(Records from a data collection)
-.-.-

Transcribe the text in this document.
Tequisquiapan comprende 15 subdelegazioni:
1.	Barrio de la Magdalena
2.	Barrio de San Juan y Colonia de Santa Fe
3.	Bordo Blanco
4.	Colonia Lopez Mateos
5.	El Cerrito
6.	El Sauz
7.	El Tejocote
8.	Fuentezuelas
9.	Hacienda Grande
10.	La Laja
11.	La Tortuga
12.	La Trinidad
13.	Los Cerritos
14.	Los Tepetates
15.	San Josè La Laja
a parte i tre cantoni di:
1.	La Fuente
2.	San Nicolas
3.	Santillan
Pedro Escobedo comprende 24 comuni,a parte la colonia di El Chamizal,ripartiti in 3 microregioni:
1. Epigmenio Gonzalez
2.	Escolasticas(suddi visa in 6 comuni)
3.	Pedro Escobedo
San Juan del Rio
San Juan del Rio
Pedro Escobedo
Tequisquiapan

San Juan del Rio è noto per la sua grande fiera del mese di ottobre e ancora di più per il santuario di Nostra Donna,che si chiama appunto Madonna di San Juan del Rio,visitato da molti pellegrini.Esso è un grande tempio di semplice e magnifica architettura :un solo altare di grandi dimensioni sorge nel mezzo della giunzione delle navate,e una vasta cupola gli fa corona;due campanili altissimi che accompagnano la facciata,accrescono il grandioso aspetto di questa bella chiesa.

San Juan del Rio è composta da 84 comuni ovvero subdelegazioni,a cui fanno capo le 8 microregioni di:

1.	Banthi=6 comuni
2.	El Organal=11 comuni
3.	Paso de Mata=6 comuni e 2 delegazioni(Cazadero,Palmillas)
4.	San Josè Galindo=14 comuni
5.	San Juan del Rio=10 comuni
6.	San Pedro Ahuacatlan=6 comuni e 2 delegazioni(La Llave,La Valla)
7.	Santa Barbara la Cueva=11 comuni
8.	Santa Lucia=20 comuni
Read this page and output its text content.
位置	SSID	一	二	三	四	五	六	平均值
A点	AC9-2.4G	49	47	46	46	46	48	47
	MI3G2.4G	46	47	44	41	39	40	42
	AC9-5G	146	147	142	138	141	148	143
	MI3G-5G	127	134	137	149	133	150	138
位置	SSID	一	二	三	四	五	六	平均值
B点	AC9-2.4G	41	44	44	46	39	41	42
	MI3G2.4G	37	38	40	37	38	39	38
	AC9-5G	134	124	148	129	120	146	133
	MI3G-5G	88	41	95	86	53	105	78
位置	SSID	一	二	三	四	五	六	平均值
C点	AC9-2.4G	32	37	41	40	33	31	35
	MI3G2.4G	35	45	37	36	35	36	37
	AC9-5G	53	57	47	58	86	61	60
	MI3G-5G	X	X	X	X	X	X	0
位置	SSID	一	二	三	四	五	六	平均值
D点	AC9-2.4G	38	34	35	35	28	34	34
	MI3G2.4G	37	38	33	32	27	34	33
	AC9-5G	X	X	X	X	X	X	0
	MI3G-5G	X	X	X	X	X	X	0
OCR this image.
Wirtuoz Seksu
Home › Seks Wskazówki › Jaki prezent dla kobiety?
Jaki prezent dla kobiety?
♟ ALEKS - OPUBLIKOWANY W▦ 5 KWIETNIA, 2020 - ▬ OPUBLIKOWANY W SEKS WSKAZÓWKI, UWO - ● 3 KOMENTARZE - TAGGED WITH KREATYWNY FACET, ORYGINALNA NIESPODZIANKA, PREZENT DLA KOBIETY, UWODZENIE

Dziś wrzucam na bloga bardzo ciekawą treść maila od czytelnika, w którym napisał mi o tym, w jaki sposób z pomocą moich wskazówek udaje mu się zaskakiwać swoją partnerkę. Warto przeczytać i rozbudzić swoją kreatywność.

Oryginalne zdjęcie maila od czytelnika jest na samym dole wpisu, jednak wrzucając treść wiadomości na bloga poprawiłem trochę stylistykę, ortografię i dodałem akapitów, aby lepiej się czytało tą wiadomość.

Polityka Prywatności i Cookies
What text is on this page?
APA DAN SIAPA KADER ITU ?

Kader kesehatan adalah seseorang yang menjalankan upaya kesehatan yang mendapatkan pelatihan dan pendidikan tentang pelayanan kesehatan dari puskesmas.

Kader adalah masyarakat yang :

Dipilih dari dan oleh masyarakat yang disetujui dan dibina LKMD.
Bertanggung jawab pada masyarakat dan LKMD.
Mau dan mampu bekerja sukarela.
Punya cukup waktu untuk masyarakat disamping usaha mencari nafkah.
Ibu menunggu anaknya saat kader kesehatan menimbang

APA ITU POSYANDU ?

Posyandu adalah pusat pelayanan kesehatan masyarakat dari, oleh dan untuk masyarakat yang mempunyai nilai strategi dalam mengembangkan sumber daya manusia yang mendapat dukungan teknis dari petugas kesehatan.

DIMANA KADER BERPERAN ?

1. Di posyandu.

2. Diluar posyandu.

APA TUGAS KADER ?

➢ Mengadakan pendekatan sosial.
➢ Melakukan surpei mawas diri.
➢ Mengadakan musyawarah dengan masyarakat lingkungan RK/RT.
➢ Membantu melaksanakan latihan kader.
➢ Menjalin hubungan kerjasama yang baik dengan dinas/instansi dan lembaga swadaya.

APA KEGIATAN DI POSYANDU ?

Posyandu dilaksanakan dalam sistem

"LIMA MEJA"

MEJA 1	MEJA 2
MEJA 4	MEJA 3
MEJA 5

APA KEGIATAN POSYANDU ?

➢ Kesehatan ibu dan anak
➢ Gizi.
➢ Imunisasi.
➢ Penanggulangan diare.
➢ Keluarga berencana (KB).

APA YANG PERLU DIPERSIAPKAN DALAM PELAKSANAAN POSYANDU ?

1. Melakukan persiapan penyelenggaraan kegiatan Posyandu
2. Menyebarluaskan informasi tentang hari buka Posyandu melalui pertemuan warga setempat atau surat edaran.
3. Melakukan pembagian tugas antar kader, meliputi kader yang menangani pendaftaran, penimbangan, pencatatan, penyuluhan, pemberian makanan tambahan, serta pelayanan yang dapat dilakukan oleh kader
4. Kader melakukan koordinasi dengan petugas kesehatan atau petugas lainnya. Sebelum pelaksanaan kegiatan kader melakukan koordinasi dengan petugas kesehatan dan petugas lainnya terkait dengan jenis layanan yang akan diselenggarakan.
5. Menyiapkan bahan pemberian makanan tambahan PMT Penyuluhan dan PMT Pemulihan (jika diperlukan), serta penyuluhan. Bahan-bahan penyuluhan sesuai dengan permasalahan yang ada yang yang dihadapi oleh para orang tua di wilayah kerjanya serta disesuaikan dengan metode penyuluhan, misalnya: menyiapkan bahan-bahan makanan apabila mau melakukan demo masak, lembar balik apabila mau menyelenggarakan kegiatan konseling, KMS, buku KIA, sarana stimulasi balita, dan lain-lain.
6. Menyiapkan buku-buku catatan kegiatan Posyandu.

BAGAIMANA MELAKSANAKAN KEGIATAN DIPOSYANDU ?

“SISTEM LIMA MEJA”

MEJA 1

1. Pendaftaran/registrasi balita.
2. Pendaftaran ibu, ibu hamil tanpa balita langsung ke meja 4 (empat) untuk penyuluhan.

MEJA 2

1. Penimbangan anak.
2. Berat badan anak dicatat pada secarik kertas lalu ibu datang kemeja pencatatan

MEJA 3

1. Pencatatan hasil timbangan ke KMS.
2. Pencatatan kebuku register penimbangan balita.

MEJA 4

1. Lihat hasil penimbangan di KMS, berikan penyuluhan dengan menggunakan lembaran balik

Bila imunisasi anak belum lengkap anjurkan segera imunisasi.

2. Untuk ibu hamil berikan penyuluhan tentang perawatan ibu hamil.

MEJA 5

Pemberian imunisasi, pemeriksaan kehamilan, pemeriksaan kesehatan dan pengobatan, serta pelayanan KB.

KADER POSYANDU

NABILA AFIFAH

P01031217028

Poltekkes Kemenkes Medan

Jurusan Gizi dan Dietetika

-.-.-

DIRECTIVE: Determine the number of lines in the listing that hold the word "page", and supply that number and nothing further.

FINISHED TASK: 2